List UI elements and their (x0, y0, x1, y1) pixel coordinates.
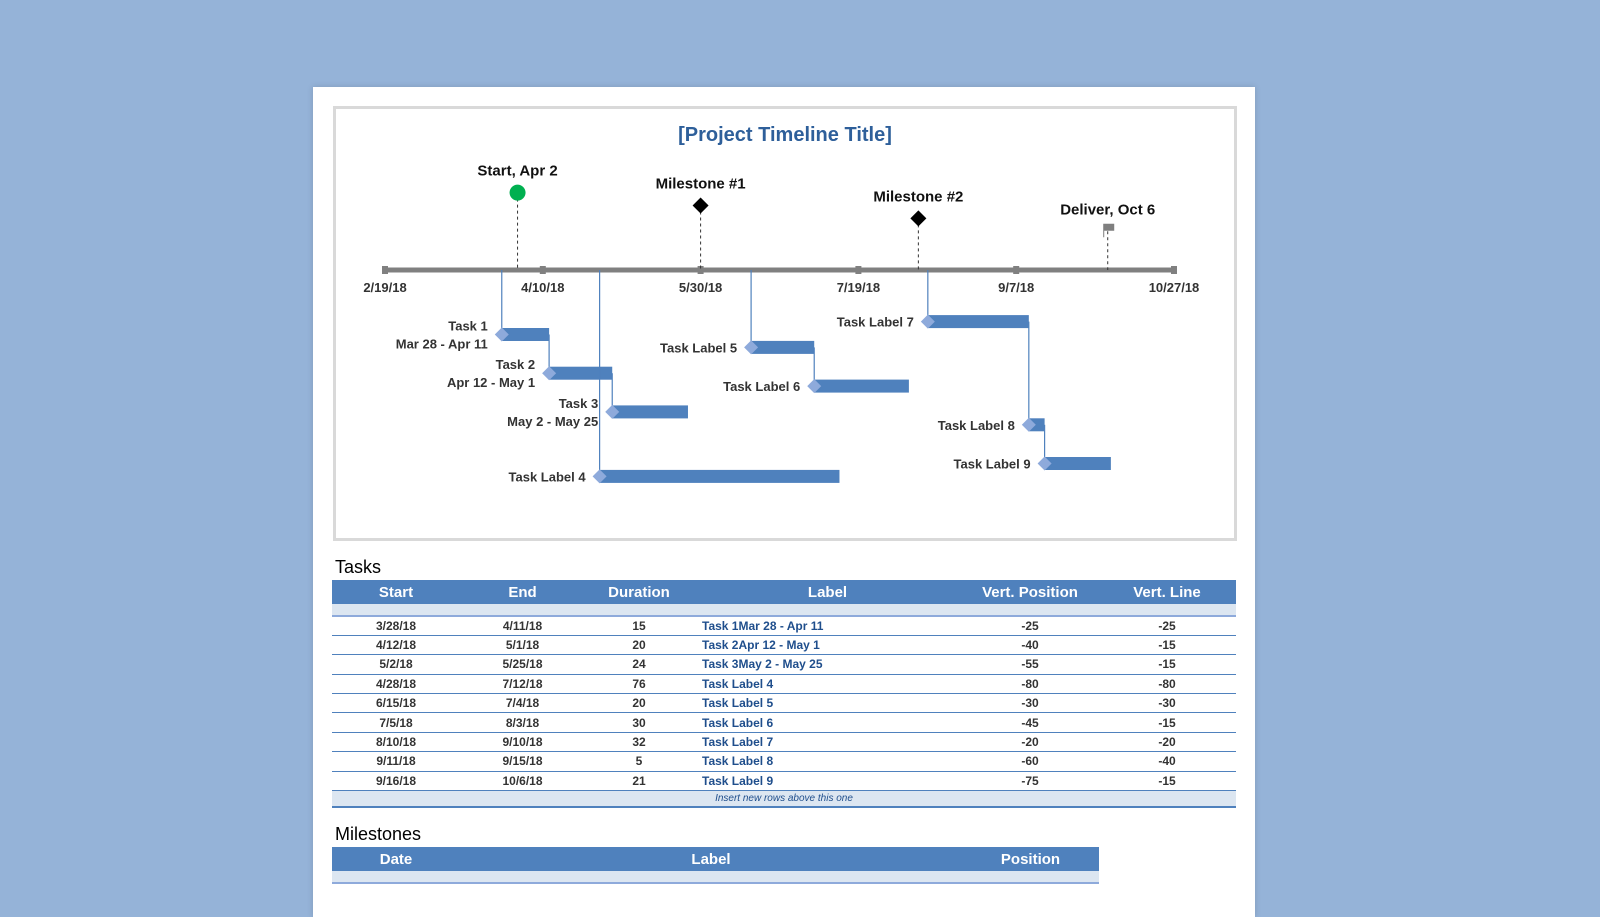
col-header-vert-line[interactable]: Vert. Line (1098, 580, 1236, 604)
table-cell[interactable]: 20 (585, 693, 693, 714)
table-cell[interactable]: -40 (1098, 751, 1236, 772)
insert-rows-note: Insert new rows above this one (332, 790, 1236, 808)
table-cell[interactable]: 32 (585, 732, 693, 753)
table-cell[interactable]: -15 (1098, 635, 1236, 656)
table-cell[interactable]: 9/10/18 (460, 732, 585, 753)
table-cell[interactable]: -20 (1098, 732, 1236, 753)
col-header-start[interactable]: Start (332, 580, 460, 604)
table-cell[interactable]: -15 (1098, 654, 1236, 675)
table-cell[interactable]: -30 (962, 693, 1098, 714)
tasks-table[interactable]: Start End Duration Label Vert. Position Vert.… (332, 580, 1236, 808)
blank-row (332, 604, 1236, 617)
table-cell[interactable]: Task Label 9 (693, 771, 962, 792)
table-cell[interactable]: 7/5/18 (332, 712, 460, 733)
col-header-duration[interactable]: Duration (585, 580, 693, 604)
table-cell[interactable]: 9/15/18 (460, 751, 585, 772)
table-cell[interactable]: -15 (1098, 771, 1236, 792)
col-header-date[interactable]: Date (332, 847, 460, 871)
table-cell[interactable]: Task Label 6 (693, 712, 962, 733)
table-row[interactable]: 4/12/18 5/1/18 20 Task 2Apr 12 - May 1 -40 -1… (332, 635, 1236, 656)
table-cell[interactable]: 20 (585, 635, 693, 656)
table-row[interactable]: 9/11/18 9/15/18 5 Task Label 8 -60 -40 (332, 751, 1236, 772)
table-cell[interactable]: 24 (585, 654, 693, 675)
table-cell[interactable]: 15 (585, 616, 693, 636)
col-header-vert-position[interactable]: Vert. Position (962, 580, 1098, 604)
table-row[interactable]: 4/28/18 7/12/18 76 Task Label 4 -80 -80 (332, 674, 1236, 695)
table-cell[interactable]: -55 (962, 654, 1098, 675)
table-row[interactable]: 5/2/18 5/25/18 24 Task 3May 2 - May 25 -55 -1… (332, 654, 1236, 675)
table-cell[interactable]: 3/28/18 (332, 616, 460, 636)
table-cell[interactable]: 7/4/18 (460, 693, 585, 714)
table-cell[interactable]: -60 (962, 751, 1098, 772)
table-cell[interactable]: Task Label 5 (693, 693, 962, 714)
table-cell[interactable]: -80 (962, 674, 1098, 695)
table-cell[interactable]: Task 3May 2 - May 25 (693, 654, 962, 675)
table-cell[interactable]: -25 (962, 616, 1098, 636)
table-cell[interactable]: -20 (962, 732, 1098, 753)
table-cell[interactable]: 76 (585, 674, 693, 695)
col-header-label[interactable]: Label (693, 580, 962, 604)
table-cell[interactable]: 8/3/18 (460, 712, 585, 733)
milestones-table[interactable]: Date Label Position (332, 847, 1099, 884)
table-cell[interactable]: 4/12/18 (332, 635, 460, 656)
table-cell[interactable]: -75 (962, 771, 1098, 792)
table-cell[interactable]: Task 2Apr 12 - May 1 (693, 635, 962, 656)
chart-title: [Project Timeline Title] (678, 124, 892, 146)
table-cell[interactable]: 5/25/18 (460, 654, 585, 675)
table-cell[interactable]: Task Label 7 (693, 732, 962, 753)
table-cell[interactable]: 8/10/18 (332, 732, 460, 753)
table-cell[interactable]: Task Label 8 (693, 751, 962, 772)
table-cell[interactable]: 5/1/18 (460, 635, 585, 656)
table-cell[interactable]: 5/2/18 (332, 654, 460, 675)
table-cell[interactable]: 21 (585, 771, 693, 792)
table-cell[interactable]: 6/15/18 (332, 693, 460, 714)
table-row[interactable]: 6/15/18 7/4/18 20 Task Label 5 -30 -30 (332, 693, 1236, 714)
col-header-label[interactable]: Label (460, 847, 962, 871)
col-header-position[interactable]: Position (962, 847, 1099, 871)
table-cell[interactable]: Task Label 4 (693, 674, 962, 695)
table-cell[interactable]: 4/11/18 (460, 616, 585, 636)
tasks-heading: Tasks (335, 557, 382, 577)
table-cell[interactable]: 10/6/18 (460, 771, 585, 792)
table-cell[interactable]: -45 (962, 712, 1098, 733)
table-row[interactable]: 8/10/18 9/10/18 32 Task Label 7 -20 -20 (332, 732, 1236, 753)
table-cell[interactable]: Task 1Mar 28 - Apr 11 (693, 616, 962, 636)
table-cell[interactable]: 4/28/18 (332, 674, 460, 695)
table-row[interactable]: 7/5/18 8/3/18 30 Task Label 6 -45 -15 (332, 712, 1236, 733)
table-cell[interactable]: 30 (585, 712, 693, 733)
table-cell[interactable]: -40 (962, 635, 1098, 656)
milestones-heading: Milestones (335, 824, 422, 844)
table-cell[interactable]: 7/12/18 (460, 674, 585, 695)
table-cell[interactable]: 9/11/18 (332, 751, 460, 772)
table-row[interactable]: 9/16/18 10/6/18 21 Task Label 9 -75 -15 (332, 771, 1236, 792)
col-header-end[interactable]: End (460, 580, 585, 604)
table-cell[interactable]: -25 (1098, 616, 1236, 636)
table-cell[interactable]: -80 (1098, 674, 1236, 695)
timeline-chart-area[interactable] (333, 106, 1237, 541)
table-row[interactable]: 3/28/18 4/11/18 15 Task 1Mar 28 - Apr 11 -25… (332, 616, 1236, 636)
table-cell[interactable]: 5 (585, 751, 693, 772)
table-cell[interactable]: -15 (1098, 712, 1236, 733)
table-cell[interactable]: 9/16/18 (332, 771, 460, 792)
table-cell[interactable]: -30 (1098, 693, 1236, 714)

════

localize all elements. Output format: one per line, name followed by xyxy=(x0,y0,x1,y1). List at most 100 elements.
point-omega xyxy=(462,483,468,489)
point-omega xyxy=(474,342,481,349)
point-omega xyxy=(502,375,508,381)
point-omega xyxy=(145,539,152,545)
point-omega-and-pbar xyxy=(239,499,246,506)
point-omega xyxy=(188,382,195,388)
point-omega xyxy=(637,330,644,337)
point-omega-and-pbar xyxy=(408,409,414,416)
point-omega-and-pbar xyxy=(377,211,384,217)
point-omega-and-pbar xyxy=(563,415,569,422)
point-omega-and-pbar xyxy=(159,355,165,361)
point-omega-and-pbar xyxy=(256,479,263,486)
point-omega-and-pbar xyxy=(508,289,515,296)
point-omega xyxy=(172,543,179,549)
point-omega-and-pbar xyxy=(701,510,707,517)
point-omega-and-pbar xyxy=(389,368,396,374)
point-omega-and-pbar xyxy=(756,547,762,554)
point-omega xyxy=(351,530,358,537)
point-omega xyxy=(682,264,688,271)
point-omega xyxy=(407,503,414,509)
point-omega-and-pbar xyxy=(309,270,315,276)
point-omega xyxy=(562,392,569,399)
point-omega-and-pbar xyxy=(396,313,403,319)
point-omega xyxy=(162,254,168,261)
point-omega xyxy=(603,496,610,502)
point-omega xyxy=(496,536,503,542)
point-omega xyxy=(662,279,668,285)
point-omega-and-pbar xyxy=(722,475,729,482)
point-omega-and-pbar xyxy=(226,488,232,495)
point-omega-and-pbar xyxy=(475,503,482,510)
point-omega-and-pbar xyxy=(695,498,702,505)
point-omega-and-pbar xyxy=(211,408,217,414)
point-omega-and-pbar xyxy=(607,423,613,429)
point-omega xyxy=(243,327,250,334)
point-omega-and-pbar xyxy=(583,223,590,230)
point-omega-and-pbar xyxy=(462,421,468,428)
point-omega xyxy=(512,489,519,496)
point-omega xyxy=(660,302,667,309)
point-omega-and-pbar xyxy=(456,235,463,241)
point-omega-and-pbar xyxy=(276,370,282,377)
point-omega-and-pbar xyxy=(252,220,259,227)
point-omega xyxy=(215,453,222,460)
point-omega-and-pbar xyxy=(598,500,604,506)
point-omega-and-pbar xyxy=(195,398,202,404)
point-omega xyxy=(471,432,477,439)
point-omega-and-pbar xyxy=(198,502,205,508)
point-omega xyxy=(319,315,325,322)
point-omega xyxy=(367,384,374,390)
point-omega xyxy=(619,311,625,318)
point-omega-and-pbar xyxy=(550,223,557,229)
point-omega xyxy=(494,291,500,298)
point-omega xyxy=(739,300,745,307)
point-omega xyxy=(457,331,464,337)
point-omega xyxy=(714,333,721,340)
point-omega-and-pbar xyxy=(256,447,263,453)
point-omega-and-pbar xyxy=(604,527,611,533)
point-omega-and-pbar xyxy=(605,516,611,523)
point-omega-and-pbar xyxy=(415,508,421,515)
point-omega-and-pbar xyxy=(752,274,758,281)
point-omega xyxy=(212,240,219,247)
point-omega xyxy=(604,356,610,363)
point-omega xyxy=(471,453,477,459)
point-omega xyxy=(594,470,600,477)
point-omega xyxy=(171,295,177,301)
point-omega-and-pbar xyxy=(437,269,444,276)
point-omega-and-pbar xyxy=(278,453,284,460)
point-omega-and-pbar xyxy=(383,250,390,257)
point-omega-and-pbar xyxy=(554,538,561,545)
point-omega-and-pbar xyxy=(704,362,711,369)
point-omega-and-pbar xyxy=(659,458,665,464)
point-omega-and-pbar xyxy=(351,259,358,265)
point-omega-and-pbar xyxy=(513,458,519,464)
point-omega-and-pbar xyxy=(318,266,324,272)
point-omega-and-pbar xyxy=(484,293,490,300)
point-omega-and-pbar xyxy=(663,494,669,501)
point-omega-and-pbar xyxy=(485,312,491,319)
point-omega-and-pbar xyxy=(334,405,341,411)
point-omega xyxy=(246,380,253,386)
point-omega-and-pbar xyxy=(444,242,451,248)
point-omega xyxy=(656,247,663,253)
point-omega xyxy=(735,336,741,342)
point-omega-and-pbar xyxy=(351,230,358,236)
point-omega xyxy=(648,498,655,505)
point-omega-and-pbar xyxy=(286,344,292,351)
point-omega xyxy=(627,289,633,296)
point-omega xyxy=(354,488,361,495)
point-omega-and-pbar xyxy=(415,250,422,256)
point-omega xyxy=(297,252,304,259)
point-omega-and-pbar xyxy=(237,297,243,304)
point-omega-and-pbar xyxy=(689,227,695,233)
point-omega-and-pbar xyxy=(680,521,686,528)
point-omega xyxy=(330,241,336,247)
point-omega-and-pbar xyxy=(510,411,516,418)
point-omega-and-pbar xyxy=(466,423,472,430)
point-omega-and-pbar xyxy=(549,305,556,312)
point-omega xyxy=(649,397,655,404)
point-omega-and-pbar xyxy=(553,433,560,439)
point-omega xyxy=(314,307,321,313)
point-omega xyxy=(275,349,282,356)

════

**Set task**
Gather every line in the entries above that contains the word "Duration" and copy each of those lines in full.

**Correct output**
tasks-table[interactable]: Start End Duration Label Vert. Position Vert.… (332, 580, 1236, 808)
col-header-duration[interactable]: Duration (585, 580, 693, 604)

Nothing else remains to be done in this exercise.